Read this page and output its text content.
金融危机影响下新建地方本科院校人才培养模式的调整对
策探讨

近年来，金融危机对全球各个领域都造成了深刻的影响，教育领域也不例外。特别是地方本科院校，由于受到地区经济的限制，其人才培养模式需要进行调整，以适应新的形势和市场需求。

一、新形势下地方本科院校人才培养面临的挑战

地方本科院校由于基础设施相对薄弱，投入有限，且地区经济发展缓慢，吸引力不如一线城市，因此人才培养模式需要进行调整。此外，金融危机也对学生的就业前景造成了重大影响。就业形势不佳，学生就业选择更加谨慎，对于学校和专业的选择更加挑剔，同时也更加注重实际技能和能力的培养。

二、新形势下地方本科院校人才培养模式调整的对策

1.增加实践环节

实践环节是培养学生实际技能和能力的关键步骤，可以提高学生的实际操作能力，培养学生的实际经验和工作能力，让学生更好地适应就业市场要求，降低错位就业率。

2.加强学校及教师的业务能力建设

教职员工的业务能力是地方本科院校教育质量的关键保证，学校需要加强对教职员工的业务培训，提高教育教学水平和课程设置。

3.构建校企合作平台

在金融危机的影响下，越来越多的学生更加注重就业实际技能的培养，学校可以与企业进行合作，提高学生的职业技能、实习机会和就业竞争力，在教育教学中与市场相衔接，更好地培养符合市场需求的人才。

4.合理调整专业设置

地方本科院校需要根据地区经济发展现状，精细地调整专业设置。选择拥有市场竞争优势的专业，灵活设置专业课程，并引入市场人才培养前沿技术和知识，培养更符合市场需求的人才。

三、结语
· · · · · · ·
— Stated goal —
Make an exact copy of the listing, including every line.

— Reply to the exercise —
Read this page and output its text content.
金融危机影响下新建地方本科院校人才培养模式的调整对
策探讨

近年来，金融危机对全球各个领域都造成了深刻的影响，教育领域也不例外。特别是地方本科院校，由于受到地区经济的限制，其人才培养模式需要进行调整，以适应新的形势和市场需求。

一、新形势下地方本科院校人才培养面临的挑战

地方本科院校由于基础设施相对薄弱，投入有限，且地区经济发展缓慢，吸引力不如一线城市，因此人才培养模式需要进行调整。此外，金融危机也对学生的就业前景造成了重大影响。就业形势不佳，学生就业选择更加谨慎，对于学校和专业的选择更加挑剔，同时也更加注重实际技能和能力的培养。

二、新形势下地方本科院校人才培养模式调整的对策

1.增加实践环节

实践环节是培养学生实际技能和能力的关键步骤，可以提高学生的实际操作能力，培养学生的实际经验和工作能力，让学生更好地适应就业市场要求，降低错位就业率。

2.加强学校及教师的业务能力建设

教职员工的业务能力是地方本科院校教育质量的关键保证，学校需要加强对教职员工的业务培训，提高教育教学水平和课程设置。

3.构建校企合作平台

在金融危机的影响下，越来越多的学生更加注重就业实际技能的培养，学校可以与企业进行合作，提高学生的职业技能、实习机会和就业竞争力，在教育教学中与市场相衔接，更好地培养符合市场需求的人才。

4.合理调整专业设置

地方本科院校需要根据地区经济发展现状，精细地调整专业设置。选择拥有市场竞争优势的专业，灵活设置专业课程，并引入市场人才培养前沿技术和知识，培养更符合市场需求的人才。

三、结语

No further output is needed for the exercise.